Given exercise:
Every line below that holds the string "Peak" should be copied out.

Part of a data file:
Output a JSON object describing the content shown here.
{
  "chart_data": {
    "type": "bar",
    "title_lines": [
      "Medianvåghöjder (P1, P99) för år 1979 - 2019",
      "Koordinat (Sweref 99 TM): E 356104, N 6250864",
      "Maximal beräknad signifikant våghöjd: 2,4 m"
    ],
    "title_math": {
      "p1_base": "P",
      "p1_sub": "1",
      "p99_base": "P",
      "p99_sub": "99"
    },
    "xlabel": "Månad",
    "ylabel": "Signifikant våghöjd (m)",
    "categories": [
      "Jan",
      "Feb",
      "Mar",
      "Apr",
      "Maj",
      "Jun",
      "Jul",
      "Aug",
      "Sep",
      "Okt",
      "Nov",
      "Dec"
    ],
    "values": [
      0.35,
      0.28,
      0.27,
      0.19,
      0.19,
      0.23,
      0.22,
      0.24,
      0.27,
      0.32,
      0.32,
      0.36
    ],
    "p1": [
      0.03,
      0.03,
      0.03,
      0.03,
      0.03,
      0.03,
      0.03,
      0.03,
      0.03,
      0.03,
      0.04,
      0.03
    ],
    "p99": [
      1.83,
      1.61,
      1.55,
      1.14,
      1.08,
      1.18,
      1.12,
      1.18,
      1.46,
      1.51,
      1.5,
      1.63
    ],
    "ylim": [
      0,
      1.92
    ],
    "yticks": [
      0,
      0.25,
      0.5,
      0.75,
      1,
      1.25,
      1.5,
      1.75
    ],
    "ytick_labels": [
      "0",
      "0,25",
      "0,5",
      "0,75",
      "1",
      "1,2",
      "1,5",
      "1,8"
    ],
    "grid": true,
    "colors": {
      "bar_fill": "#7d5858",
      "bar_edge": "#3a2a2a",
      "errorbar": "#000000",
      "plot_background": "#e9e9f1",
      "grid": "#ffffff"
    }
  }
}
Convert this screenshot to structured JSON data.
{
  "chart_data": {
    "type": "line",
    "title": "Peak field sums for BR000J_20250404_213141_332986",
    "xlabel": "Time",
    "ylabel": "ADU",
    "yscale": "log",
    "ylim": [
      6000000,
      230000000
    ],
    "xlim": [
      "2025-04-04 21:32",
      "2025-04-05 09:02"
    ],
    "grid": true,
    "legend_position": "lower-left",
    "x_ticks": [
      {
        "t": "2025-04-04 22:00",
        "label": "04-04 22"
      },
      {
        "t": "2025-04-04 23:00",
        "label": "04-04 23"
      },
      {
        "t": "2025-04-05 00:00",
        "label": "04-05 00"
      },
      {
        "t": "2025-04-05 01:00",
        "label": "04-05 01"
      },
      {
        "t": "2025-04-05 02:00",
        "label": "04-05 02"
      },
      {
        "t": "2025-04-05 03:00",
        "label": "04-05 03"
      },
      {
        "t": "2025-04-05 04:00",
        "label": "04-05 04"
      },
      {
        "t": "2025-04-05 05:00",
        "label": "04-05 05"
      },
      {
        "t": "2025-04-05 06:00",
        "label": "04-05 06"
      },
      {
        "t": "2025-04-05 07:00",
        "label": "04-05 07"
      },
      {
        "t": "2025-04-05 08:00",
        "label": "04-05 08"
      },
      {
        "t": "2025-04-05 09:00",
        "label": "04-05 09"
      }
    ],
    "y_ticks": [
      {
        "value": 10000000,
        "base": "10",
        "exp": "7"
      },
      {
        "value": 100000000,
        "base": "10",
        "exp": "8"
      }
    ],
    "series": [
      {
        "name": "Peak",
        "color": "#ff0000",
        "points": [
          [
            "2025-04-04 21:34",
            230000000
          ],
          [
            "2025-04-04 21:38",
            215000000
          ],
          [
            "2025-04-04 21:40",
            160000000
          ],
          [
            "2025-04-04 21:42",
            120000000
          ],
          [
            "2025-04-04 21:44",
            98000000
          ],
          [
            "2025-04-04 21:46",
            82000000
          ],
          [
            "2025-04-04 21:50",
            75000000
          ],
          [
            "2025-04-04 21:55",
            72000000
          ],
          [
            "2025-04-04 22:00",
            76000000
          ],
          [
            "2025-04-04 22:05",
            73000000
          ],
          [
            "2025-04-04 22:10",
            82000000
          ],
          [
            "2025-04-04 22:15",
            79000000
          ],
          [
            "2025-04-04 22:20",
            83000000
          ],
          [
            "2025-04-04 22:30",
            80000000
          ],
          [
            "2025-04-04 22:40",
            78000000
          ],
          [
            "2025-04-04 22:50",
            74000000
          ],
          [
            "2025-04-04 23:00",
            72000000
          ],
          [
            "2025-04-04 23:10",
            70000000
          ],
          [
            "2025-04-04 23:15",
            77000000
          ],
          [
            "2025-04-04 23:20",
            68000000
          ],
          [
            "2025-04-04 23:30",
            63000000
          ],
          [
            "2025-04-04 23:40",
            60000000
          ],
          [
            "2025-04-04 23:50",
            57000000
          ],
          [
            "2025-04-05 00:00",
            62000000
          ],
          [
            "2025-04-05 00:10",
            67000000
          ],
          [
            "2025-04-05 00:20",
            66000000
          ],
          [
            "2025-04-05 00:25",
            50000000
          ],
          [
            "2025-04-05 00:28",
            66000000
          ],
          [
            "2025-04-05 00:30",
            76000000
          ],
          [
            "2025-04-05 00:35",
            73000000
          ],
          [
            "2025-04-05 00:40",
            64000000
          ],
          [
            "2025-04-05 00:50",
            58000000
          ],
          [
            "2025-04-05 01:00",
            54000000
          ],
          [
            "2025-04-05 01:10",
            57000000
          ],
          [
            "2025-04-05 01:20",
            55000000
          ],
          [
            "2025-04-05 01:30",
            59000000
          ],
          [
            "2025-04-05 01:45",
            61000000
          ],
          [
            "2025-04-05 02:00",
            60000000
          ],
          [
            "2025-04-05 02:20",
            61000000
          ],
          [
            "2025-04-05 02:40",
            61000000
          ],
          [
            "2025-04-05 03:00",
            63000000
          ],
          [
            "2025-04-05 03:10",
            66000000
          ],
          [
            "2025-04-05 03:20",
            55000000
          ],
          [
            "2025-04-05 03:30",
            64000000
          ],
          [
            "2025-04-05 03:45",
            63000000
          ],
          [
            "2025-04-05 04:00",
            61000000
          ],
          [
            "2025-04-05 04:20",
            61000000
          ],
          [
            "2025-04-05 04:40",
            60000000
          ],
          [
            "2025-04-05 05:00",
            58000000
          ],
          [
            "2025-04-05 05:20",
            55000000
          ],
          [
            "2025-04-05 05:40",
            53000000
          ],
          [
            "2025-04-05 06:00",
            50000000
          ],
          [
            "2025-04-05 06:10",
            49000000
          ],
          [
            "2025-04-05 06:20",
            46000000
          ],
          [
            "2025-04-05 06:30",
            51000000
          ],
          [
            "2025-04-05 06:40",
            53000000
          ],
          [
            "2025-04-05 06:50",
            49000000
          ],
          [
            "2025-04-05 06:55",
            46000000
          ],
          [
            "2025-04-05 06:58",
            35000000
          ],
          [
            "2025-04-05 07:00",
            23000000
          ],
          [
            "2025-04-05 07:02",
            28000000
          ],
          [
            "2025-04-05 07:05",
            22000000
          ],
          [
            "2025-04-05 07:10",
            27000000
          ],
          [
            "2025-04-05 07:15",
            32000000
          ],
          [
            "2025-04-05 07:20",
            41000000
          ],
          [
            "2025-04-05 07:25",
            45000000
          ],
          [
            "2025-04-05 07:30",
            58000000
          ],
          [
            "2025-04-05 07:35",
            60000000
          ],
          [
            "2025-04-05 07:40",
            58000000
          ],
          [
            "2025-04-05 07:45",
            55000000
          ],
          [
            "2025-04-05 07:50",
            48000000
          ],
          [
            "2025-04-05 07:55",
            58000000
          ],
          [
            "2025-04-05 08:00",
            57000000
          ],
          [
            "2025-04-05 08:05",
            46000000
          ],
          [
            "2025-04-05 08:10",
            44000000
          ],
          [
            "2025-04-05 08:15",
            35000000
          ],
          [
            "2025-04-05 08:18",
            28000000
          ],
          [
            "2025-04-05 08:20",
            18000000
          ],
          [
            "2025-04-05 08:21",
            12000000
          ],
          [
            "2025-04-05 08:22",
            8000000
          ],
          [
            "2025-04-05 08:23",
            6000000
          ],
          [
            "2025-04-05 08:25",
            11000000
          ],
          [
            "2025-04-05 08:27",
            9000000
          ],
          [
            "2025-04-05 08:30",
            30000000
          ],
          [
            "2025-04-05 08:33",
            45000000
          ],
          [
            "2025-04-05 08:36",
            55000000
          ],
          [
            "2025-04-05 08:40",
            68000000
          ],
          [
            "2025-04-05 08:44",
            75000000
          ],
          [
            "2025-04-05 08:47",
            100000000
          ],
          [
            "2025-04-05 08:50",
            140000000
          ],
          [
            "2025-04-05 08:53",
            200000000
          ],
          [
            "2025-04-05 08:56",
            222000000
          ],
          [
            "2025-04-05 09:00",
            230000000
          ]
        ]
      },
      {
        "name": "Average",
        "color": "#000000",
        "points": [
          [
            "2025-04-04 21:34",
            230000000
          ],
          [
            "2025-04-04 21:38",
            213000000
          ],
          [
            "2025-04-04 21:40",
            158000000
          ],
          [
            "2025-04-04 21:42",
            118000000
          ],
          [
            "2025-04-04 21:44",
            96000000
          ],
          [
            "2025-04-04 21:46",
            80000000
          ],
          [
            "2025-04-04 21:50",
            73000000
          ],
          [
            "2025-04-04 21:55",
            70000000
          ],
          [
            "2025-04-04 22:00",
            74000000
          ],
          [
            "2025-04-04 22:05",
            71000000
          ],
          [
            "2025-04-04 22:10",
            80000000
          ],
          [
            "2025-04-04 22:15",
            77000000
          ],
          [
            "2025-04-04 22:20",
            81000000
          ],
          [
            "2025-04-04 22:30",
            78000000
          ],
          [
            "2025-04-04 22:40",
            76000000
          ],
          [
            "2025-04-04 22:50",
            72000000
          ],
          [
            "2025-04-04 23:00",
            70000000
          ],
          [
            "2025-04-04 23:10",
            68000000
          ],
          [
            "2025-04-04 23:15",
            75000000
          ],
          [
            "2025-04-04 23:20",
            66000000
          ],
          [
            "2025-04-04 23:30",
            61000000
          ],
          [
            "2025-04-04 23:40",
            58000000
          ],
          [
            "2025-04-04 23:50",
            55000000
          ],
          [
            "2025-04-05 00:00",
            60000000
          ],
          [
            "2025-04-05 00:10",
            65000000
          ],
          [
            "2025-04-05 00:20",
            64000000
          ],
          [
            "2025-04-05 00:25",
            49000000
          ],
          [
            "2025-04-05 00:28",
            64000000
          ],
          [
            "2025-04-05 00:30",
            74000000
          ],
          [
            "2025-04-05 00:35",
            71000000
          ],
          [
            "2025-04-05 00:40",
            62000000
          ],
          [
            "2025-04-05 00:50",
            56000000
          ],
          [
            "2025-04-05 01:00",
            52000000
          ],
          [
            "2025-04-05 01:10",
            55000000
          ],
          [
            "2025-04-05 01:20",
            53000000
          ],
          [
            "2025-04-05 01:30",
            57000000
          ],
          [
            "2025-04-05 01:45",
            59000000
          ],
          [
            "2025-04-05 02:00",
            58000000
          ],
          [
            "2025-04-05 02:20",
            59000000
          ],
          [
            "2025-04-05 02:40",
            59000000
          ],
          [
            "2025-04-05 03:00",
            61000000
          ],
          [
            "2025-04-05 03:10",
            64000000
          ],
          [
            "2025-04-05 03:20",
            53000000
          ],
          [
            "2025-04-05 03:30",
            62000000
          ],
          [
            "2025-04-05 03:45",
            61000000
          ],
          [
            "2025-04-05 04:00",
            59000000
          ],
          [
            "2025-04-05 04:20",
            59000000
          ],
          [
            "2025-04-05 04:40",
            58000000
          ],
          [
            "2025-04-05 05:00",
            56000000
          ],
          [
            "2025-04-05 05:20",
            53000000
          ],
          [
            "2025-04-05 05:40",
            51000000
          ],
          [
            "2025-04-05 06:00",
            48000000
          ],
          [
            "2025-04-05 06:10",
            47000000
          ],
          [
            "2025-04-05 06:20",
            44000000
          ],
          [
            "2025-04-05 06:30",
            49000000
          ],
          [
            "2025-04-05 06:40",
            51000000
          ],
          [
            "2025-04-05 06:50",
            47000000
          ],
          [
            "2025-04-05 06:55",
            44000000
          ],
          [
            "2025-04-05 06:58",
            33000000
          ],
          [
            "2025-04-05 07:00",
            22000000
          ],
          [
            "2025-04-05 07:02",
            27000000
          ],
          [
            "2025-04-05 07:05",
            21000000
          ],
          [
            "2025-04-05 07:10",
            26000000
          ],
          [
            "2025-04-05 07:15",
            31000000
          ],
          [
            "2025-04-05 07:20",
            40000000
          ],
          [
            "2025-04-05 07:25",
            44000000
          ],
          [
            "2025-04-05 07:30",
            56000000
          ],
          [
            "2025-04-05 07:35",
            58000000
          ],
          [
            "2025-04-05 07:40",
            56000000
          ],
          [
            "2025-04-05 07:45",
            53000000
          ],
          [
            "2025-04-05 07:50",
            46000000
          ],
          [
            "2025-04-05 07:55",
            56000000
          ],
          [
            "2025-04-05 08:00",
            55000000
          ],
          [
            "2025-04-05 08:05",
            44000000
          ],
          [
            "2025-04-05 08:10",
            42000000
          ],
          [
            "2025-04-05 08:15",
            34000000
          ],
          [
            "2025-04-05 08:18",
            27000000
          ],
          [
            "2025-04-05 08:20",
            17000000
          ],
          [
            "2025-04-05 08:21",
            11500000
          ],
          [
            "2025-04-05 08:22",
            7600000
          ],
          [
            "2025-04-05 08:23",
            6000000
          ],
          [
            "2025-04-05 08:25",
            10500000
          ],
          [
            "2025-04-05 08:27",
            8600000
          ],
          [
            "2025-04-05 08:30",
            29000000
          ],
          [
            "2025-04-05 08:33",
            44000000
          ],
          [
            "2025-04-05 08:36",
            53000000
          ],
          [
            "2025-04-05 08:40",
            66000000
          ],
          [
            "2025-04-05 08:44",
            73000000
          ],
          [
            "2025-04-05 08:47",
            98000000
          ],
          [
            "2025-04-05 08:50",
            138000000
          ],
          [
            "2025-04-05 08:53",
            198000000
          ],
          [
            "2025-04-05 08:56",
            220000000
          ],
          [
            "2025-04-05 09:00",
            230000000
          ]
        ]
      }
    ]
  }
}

Result:
    "title": "Peak field sums for BR000J_20250404_213141_332986",
        "name": "Peak",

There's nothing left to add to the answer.